What is needed is an exact copy of all the data.

-------- Exercise input

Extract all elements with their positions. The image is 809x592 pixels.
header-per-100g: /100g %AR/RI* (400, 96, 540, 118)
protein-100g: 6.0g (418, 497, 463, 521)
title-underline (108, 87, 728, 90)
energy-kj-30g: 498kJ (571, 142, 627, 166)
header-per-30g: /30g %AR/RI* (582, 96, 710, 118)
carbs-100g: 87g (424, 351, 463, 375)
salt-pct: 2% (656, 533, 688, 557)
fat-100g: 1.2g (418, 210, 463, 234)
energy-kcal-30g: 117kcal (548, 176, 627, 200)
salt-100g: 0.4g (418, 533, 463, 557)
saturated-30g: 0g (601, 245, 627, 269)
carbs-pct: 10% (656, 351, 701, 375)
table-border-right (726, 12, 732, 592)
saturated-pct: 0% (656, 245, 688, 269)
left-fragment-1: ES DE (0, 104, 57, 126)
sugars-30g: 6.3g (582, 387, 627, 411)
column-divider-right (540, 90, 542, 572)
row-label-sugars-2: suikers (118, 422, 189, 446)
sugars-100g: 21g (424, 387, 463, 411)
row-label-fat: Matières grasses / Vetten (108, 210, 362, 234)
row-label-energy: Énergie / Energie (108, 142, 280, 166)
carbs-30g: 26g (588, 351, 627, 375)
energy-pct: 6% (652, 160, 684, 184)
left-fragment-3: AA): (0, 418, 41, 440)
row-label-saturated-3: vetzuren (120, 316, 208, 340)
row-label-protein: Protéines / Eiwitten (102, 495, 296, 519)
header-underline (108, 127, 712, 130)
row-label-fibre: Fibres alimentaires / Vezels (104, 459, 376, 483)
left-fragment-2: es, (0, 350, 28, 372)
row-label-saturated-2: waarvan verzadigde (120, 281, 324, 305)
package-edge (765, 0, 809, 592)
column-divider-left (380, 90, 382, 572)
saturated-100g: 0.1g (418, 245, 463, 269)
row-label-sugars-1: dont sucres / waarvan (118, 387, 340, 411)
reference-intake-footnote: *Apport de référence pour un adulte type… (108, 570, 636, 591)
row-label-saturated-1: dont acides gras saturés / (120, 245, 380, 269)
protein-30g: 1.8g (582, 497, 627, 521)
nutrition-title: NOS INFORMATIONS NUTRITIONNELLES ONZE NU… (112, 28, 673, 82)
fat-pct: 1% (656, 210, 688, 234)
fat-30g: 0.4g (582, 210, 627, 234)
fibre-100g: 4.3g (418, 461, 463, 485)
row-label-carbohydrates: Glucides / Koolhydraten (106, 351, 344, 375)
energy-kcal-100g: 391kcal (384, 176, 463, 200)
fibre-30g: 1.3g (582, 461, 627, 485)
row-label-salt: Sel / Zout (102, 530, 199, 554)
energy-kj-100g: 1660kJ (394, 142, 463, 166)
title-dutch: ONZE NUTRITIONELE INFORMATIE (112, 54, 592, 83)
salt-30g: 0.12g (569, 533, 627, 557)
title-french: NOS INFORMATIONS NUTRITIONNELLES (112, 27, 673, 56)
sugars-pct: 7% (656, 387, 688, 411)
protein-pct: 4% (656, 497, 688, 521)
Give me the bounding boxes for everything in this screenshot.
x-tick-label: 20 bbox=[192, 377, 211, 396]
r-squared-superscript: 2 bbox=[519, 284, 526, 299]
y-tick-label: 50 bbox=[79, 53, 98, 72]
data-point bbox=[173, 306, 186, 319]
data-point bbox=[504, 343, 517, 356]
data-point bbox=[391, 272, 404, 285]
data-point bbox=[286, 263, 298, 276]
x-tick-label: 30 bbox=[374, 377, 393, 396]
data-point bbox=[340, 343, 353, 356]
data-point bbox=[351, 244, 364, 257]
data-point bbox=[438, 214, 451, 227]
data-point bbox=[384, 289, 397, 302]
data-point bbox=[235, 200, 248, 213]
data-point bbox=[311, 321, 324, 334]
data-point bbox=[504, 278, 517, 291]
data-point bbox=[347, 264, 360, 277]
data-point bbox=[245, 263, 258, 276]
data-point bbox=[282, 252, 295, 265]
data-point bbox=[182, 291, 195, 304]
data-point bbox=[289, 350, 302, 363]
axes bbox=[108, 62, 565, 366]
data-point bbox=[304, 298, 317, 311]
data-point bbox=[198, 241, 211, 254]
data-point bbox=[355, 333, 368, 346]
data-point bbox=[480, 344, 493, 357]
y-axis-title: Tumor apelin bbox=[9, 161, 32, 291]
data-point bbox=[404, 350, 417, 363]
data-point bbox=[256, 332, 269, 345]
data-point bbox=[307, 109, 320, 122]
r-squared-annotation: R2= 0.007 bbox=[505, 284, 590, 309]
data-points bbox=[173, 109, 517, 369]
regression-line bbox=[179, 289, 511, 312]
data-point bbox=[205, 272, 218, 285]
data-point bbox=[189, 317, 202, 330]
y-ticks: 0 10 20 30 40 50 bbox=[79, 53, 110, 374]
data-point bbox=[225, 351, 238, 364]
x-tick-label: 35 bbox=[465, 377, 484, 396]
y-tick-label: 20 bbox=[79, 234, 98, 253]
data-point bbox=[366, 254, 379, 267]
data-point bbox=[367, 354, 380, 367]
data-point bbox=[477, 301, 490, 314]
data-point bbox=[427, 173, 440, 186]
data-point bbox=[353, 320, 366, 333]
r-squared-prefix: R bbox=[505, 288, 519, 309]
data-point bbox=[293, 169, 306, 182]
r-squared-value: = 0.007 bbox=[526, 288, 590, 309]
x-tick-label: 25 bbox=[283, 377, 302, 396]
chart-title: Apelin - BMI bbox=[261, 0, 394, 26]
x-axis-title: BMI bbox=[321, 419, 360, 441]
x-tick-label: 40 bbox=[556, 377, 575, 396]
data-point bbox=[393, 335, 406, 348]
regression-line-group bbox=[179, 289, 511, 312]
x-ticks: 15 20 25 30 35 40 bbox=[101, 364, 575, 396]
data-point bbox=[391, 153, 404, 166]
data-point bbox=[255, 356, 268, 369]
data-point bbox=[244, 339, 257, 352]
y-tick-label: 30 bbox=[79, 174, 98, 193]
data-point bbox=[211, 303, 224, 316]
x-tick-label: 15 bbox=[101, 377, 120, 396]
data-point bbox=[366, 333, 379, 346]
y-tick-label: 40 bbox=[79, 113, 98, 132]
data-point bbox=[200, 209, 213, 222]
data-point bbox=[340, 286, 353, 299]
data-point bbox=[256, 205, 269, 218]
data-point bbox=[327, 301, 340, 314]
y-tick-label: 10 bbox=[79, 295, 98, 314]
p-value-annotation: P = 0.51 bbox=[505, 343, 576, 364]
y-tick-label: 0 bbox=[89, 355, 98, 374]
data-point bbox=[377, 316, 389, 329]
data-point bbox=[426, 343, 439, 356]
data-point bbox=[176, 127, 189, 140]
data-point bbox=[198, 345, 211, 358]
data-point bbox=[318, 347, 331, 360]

----------------

▶ _Completed task_
Extract all elements with their positions. The image is 809x592 pixels.
header-per-100g: /100g %AR/RI* (400, 96, 540, 118)
protein-100g: 6.0g (418, 497, 463, 521)
title-underline (108, 87, 728, 90)
energy-kj-30g: 498kJ (571, 142, 627, 166)
header-per-30g: /30g %AR/RI* (582, 96, 710, 118)
carbs-100g: 87g (424, 351, 463, 375)
salt-pct: 2% (656, 533, 688, 557)
fat-100g: 1.2g (418, 210, 463, 234)
energy-kcal-30g: 117kcal (548, 176, 627, 200)
salt-100g: 0.4g (418, 533, 463, 557)
saturated-30g: 0g (601, 245, 627, 269)
carbs-pct: 10% (656, 351, 701, 375)
table-border-right (726, 12, 732, 592)
saturated-pct: 0% (656, 245, 688, 269)
left-fragment-1: ES DE (0, 104, 57, 126)
sugars-30g: 6.3g (582, 387, 627, 411)
column-divider-right (540, 90, 542, 572)
row-label-sugars-2: suikers (118, 422, 189, 446)
sugars-100g: 21g (424, 387, 463, 411)
row-label-fat: Matières grasses / Vetten (108, 210, 362, 234)
row-label-energy: Énergie / Energie (108, 142, 280, 166)
carbs-30g: 26g (588, 351, 627, 375)
energy-pct: 6% (652, 160, 684, 184)
left-fragment-3: AA): (0, 418, 41, 440)
row-label-saturated-3: vetzuren (120, 316, 208, 340)
row-label-protein: Protéines / Eiwitten (102, 495, 296, 519)
header-underline (108, 127, 712, 130)
row-label-fibre: Fibres alimentaires / Vezels (104, 459, 376, 483)
left-fragment-2: es, (0, 350, 28, 372)
row-label-saturated-2: waarvan verzadigde (120, 281, 324, 305)
package-edge (765, 0, 809, 592)
column-divider-left (380, 90, 382, 572)
saturated-100g: 0.1g (418, 245, 463, 269)
row-label-sugars-1: dont sucres / waarvan (118, 387, 340, 411)
reference-intake-footnote: *Apport de référence pour un adulte type… (108, 570, 636, 591)
row-label-saturated-1: dont acides gras saturés / (120, 245, 380, 269)
protein-30g: 1.8g (582, 497, 627, 521)
nutrition-title: NOS INFORMATIONS NUTRITIONNELLES ONZE NU… (112, 28, 673, 82)
fat-pct: 1% (656, 210, 688, 234)
fat-30g: 0.4g (582, 210, 627, 234)
fibre-100g: 4.3g (418, 461, 463, 485)
row-label-carbohydrates: Glucides / Koolhydraten (106, 351, 344, 375)
energy-kcal-100g: 391kcal (384, 176, 463, 200)
fibre-30g: 1.3g (582, 461, 627, 485)
row-label-salt: Sel / Zout (102, 530, 199, 554)
energy-kj-100g: 1660kJ (394, 142, 463, 166)
title-dutch: ONZE NUTRITIONELE INFORMATIE (112, 54, 592, 83)
salt-30g: 0.12g (569, 533, 627, 557)
title-french: NOS INFORMATIONS NUTRITIONNELLES (112, 27, 673, 56)
sugars-pct: 7% (656, 387, 688, 411)
protein-pct: 4% (656, 497, 688, 521)
Give me the bounding boxes for everything in this screenshot.
x-tick-label: 20 bbox=[192, 377, 211, 396]
r-squared-superscript: 2 bbox=[519, 284, 526, 299]
y-tick-label: 50 bbox=[79, 53, 98, 72]
data-point bbox=[173, 306, 186, 319]
data-point bbox=[504, 343, 517, 356]
data-point bbox=[391, 272, 404, 285]
data-point bbox=[286, 263, 298, 276]
x-tick-label: 30 bbox=[374, 377, 393, 396]
data-point bbox=[340, 343, 353, 356]
data-point bbox=[351, 244, 364, 257]
data-point bbox=[438, 214, 451, 227]
data-point bbox=[384, 289, 397, 302]
data-point bbox=[235, 200, 248, 213]
data-point bbox=[311, 321, 324, 334]
data-point bbox=[504, 278, 517, 291]
data-point bbox=[347, 264, 360, 277]
data-point bbox=[245, 263, 258, 276]
data-point bbox=[282, 252, 295, 265]
data-point bbox=[182, 291, 195, 304]
data-point bbox=[289, 350, 302, 363]
axes bbox=[108, 62, 565, 366]
data-point bbox=[304, 298, 317, 311]
data-point bbox=[198, 241, 211, 254]
data-point bbox=[355, 333, 368, 346]
data-point bbox=[480, 344, 493, 357]
y-axis-title: Tumor apelin bbox=[9, 161, 32, 291]
data-point bbox=[404, 350, 417, 363]
data-point bbox=[256, 332, 269, 345]
data-point bbox=[307, 109, 320, 122]
r-squared-annotation: R2= 0.007 bbox=[505, 284, 590, 309]
data-points bbox=[173, 109, 517, 369]
regression-line bbox=[179, 289, 511, 312]
data-point bbox=[205, 272, 218, 285]
data-point bbox=[189, 317, 202, 330]
y-ticks: 0 10 20 30 40 50 bbox=[79, 53, 110, 374]
data-point bbox=[225, 351, 238, 364]
x-tick-label: 35 bbox=[465, 377, 484, 396]
y-tick-label: 20 bbox=[79, 234, 98, 253]
data-point bbox=[366, 254, 379, 267]
data-point bbox=[367, 354, 380, 367]
data-point bbox=[477, 301, 490, 314]
data-point bbox=[427, 173, 440, 186]
data-point bbox=[353, 320, 366, 333]
r-squared-prefix: R bbox=[505, 288, 519, 309]
data-point bbox=[293, 169, 306, 182]
r-squared-value: = 0.007 bbox=[526, 288, 590, 309]
x-tick-label: 25 bbox=[283, 377, 302, 396]
chart-title: Apelin - BMI bbox=[261, 0, 394, 26]
x-axis-title: BMI bbox=[321, 419, 360, 441]
x-tick-label: 40 bbox=[556, 377, 575, 396]
data-point bbox=[393, 335, 406, 348]
regression-line-group bbox=[179, 289, 511, 312]
x-ticks: 15 20 25 30 35 40 bbox=[101, 364, 575, 396]
data-point bbox=[391, 153, 404, 166]
data-point bbox=[255, 356, 268, 369]
data-point bbox=[244, 339, 257, 352]
y-tick-label: 30 bbox=[79, 174, 98, 193]
data-point bbox=[211, 303, 224, 316]
x-tick-label: 15 bbox=[101, 377, 120, 396]
data-point bbox=[366, 333, 379, 346]
y-tick-label: 40 bbox=[79, 113, 98, 132]
data-point bbox=[200, 209, 213, 222]
data-point bbox=[340, 286, 353, 299]
data-point bbox=[256, 205, 269, 218]
data-point bbox=[327, 301, 340, 314]
y-tick-label: 10 bbox=[79, 295, 98, 314]
p-value-annotation: P = 0.51 bbox=[505, 343, 576, 364]
y-tick-label: 0 bbox=[89, 355, 98, 374]
data-point bbox=[377, 316, 389, 329]
data-point bbox=[426, 343, 439, 356]
data-point bbox=[176, 127, 189, 140]
data-point bbox=[198, 345, 211, 358]
data-point bbox=[318, 347, 331, 360]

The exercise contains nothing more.